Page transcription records
....................

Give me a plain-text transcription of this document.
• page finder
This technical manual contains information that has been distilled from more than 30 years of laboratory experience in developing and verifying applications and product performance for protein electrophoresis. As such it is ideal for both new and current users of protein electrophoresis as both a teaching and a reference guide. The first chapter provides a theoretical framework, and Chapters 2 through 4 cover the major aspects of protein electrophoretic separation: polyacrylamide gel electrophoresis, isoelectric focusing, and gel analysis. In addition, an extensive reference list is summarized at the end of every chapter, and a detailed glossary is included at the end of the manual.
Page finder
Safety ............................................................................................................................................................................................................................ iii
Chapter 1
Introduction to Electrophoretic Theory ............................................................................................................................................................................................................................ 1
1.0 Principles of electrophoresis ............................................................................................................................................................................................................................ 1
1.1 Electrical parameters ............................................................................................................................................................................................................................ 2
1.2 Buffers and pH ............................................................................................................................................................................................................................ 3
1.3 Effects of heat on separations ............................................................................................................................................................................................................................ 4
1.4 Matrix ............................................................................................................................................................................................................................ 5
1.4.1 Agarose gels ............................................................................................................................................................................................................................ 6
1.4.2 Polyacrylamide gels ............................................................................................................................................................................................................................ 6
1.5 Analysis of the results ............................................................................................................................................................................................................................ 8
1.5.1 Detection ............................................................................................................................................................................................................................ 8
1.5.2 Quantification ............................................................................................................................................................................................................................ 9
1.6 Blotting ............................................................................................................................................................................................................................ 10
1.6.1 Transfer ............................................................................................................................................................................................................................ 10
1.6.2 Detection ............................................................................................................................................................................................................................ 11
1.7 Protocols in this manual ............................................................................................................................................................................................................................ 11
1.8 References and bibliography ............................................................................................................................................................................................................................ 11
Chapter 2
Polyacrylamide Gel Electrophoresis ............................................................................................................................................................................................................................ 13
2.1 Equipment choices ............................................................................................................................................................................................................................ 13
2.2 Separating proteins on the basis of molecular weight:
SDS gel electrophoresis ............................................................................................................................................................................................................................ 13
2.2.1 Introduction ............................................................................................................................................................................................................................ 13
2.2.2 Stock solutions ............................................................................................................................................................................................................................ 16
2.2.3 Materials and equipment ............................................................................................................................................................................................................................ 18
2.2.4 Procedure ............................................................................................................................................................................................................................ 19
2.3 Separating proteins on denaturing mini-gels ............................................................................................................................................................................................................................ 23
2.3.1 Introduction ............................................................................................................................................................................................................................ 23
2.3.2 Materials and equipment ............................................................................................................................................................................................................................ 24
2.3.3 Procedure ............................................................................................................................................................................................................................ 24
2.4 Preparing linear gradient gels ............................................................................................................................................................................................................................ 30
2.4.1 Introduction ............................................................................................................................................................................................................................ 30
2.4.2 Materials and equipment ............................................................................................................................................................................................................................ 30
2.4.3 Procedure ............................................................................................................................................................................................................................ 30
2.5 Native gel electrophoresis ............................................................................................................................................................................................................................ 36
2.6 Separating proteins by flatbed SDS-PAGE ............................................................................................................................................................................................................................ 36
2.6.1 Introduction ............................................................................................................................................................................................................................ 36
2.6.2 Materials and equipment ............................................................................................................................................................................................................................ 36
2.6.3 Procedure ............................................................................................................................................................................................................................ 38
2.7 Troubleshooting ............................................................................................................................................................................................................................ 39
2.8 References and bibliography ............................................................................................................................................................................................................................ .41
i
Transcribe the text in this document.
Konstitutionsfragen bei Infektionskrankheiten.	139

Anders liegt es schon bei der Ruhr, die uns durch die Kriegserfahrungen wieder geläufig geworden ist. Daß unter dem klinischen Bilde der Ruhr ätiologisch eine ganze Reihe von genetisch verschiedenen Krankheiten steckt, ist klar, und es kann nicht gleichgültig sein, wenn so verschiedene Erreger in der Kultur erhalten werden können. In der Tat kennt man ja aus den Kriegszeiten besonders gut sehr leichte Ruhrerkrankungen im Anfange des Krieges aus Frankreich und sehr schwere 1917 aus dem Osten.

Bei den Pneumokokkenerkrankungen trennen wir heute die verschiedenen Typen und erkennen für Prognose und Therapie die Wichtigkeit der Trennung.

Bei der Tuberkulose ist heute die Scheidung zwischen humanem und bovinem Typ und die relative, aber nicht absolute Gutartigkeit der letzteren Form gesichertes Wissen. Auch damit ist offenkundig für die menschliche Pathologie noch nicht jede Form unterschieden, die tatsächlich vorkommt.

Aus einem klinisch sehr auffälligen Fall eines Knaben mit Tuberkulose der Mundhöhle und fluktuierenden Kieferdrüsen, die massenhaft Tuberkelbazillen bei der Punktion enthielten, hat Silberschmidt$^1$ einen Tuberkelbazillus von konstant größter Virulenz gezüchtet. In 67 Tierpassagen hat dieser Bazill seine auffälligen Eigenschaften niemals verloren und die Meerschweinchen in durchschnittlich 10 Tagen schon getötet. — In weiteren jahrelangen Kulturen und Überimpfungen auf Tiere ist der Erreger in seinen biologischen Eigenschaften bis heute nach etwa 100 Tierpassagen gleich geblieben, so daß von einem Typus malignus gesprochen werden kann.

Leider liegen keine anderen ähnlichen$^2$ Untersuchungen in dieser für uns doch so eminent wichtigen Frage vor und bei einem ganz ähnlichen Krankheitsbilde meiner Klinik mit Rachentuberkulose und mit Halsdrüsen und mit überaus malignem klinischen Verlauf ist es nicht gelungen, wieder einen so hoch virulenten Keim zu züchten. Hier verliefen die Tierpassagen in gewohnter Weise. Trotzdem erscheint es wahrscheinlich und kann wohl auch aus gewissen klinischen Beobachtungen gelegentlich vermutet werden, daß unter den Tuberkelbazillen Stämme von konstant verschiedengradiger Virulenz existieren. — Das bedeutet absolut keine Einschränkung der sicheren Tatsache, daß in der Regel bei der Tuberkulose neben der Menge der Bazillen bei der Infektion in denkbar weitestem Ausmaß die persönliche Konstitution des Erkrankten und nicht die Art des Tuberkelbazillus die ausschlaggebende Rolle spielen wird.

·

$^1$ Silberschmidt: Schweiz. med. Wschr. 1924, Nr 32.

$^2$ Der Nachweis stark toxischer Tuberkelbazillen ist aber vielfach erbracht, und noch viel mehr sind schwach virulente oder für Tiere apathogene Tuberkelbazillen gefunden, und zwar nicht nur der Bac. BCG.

....................

→ **What you need to do**:
Return a copy of each line in the records above that has "aber" in it.

→ **Output below**:
Bei der Tuberkulose ist heute die Scheidung zwischen humanem und bovinem Typ und die relative, aber nicht absolute Gutartigkeit der letzteren Form gesichertes Wissen. Auch damit ist offenkundig für die menschliche Pathologie noch nicht jede Form unterschieden, die tatsächlich vorkommt.
$^2$ Der Nachweis stark toxischer Tuberkelbazillen ist aber vielfach erbracht, und noch viel mehr sind schwach virulente oder für Tiere apathogene Tuberkelbazillen gefunden, und zwar nicht nur der Bac. BCG.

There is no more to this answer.